### Written problem
Copy every line from the data below in which the string "Students" can be found.

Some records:
--- START ---

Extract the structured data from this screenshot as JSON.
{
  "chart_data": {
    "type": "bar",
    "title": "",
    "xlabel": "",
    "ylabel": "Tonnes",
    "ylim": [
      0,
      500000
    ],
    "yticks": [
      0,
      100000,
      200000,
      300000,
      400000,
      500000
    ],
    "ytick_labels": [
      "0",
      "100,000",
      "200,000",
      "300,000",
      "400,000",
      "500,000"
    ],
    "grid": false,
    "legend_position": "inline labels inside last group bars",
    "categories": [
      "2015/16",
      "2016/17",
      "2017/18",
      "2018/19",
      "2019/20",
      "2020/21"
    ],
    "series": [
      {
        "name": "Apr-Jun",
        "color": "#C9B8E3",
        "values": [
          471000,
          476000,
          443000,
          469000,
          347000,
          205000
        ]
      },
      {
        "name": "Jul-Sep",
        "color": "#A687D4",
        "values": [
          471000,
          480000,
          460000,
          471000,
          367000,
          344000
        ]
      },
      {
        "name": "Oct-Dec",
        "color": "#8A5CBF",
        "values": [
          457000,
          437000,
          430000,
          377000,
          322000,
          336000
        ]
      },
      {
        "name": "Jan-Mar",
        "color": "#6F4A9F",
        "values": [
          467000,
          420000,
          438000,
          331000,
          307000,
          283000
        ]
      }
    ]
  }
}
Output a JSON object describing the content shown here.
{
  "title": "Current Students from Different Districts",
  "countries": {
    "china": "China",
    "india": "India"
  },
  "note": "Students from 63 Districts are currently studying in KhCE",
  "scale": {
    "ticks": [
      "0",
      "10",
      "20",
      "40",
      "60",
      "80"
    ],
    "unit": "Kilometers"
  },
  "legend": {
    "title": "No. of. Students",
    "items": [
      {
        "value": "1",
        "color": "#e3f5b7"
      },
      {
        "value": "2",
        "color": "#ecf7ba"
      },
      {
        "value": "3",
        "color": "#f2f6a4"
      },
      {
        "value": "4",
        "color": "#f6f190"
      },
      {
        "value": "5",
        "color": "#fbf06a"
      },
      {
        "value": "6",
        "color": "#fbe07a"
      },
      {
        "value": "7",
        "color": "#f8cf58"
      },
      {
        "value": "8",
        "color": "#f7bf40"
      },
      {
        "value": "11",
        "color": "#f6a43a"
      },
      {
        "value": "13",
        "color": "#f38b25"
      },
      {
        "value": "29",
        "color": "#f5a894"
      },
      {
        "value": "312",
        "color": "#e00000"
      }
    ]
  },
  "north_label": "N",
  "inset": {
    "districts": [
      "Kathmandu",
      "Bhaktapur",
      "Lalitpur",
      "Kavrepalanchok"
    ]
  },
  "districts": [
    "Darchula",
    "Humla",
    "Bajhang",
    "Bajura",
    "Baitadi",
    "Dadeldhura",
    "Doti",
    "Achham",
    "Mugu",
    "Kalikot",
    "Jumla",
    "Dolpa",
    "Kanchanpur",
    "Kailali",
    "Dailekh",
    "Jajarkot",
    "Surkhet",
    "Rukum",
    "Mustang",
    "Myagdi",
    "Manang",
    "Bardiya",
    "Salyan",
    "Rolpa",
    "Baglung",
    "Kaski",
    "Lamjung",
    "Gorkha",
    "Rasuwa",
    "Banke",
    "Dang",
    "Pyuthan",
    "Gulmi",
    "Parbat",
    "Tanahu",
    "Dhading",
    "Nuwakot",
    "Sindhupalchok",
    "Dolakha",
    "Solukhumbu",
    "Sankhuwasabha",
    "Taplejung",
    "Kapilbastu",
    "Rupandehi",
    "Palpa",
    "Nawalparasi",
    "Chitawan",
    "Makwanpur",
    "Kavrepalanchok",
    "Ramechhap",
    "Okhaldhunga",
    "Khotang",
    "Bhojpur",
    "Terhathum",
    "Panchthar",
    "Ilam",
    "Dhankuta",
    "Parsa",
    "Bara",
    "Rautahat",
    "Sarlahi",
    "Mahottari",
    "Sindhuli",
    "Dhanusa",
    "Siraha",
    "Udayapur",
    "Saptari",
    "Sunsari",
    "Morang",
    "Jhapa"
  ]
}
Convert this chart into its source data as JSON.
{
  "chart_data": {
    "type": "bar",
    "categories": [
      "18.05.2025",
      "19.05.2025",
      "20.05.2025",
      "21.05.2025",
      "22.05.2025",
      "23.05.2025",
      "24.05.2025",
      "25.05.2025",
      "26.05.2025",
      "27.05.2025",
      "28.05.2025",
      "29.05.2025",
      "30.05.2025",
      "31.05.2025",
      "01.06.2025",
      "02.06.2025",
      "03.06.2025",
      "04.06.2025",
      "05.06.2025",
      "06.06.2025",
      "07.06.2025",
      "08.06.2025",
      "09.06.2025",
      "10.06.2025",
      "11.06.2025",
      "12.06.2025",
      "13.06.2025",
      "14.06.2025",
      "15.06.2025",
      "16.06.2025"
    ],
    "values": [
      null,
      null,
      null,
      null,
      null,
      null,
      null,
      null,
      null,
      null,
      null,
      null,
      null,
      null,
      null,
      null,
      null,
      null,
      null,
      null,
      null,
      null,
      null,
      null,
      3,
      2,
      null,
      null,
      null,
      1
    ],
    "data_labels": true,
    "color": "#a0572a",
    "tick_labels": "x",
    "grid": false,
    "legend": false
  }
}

--- END ---

### Task solution
  "title": "Current Students from Different Districts",
  "note": "Students from 63 Districts are currently studying in KhCE",
    "title": "No. of. Students",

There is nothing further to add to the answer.